══ DATASET RECORDS ══

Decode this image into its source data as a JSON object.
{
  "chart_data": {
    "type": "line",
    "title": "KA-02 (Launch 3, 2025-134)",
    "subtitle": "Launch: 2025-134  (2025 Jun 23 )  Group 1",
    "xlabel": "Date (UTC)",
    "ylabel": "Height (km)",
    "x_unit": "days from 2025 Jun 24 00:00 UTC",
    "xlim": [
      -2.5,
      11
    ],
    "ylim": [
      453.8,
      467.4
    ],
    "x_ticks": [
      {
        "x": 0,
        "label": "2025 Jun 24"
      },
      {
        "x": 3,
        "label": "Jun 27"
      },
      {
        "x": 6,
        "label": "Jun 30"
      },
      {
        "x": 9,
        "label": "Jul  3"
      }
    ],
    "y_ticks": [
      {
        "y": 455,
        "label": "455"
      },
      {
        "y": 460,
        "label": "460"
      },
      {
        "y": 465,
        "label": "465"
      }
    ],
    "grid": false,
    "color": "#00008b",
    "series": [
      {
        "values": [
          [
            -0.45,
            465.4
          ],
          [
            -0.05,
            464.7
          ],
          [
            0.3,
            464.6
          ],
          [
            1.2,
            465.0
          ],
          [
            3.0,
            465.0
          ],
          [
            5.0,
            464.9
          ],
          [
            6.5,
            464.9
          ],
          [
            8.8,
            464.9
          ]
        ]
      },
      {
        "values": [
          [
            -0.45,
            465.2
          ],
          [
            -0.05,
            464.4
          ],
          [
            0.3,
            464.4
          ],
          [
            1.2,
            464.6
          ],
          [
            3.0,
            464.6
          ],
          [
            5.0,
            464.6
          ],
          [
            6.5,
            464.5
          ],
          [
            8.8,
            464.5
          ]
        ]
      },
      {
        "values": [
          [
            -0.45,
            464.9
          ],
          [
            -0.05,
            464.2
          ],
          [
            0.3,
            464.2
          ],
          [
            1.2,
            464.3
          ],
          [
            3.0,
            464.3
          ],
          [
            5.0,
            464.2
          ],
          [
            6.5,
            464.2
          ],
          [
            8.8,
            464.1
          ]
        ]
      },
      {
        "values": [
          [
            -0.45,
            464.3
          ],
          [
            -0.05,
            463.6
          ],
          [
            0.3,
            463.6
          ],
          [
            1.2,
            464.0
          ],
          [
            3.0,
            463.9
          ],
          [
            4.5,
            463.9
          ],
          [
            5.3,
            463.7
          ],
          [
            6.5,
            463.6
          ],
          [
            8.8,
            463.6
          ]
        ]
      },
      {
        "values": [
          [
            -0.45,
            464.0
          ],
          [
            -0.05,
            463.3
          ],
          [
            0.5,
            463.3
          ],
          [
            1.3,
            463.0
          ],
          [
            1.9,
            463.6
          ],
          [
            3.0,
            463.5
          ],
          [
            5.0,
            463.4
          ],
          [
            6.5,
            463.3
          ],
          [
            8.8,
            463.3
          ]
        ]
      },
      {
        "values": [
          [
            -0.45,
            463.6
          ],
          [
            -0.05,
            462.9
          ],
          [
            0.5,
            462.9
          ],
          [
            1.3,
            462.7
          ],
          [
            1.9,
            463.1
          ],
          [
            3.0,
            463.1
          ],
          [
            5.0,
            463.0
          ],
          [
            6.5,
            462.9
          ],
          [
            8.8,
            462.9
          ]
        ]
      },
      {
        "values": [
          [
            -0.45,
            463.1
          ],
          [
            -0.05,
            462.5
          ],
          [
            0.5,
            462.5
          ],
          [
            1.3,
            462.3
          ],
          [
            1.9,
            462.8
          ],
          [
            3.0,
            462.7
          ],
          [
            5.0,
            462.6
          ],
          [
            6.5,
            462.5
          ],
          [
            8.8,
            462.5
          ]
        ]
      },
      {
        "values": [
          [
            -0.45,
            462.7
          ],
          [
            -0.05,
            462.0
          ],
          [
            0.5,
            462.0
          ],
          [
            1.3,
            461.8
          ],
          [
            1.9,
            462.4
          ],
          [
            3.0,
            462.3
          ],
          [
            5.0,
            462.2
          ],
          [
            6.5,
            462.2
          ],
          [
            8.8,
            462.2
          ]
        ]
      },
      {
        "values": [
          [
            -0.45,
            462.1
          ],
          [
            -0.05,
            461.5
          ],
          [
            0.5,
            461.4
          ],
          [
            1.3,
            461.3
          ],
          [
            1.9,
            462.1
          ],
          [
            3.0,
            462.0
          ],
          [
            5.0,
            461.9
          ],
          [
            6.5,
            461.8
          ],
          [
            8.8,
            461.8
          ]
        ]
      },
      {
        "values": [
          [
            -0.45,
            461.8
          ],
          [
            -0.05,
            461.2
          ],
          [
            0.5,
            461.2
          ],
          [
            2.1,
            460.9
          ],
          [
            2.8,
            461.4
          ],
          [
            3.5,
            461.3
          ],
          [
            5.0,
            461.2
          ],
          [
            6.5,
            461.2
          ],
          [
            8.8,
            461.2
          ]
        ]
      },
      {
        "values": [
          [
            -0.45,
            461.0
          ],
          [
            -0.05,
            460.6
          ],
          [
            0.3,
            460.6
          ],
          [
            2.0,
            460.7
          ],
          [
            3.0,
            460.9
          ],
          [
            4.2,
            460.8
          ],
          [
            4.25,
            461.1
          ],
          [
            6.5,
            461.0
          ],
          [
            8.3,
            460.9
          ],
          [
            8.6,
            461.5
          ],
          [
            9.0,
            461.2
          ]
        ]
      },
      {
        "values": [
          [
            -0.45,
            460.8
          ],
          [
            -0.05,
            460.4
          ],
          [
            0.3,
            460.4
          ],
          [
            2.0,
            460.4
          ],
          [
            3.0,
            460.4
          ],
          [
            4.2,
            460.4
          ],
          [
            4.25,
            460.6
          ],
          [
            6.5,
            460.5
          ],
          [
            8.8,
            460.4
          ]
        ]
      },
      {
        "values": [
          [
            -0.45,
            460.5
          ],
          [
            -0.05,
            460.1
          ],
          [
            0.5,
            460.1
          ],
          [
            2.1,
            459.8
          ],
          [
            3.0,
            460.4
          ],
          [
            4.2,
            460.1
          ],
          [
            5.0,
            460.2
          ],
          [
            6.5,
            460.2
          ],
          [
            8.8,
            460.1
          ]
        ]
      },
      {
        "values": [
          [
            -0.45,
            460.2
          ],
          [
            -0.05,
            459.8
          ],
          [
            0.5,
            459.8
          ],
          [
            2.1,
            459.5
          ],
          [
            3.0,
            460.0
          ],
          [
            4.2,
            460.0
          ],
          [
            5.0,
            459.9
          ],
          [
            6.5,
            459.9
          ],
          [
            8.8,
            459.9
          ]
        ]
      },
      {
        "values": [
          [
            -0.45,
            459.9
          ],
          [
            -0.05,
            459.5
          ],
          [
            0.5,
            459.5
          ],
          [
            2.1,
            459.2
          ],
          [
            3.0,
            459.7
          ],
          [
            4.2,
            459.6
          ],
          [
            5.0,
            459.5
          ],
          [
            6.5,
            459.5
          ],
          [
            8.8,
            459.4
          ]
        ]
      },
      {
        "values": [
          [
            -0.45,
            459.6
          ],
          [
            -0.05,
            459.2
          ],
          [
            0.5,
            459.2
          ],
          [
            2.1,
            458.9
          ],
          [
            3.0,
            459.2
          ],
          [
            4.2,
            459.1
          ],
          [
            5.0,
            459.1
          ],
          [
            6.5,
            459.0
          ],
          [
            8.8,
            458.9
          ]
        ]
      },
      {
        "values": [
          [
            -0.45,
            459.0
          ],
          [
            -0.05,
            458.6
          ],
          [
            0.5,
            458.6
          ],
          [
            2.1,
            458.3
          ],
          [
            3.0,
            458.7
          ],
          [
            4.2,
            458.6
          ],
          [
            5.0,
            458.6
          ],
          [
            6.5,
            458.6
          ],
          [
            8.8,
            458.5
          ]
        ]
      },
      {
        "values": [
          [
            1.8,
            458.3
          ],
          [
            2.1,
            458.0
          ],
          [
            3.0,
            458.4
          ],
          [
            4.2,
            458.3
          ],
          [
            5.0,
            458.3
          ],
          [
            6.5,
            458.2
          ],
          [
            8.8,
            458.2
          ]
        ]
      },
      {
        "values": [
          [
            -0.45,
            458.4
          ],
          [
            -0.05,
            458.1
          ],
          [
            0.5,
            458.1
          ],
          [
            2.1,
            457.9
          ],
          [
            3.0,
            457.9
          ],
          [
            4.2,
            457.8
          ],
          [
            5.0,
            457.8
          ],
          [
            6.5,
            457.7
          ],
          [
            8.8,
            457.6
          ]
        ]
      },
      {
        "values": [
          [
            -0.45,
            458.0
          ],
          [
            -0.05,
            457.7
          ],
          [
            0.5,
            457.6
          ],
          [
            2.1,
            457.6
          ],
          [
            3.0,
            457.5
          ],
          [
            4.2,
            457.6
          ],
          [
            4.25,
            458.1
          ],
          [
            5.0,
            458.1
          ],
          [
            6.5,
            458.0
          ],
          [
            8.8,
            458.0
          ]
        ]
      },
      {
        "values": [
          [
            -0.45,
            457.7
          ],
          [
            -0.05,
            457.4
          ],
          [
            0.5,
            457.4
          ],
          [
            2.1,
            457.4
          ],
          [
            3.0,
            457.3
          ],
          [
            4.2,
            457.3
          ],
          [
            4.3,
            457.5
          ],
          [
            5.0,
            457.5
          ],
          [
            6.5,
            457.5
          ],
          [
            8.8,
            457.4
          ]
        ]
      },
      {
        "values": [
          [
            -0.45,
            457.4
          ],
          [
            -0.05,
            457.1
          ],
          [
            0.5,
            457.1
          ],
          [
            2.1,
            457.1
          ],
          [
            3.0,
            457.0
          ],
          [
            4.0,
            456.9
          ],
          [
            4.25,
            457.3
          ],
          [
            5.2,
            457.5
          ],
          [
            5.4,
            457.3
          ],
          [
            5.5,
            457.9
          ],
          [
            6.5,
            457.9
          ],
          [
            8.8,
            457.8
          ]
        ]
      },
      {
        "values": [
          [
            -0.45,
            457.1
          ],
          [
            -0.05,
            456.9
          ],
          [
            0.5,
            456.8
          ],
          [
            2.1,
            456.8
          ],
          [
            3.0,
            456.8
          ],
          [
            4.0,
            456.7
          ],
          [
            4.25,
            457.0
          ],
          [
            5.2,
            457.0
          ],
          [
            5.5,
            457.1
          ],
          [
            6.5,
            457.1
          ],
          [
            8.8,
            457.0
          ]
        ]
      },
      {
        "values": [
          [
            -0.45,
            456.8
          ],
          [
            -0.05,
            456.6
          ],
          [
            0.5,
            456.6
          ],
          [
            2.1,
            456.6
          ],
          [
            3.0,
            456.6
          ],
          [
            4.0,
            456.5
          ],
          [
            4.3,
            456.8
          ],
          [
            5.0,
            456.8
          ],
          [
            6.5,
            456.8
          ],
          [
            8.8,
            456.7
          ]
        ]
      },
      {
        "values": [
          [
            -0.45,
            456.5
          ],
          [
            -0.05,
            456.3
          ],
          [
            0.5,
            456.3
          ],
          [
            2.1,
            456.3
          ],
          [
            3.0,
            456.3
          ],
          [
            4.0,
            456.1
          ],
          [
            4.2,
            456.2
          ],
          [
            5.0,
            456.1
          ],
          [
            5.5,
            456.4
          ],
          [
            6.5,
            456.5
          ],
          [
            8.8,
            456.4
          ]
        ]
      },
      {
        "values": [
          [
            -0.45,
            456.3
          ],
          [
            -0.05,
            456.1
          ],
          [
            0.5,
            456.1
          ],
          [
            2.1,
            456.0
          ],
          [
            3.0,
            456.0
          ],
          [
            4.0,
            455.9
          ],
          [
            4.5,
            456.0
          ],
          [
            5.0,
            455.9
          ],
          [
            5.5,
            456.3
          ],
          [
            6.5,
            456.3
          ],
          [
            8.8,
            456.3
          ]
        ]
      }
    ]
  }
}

═══

WHAT THE TASK ASKS: List each line holding the string "Launch".

SOLUTION FOR THIS TASK:
    "title": "KA-02 (Launch 3, 2025-134)",
    "subtitle": "Launch: 2025-134  (2025 Jun 23 )  Group 1",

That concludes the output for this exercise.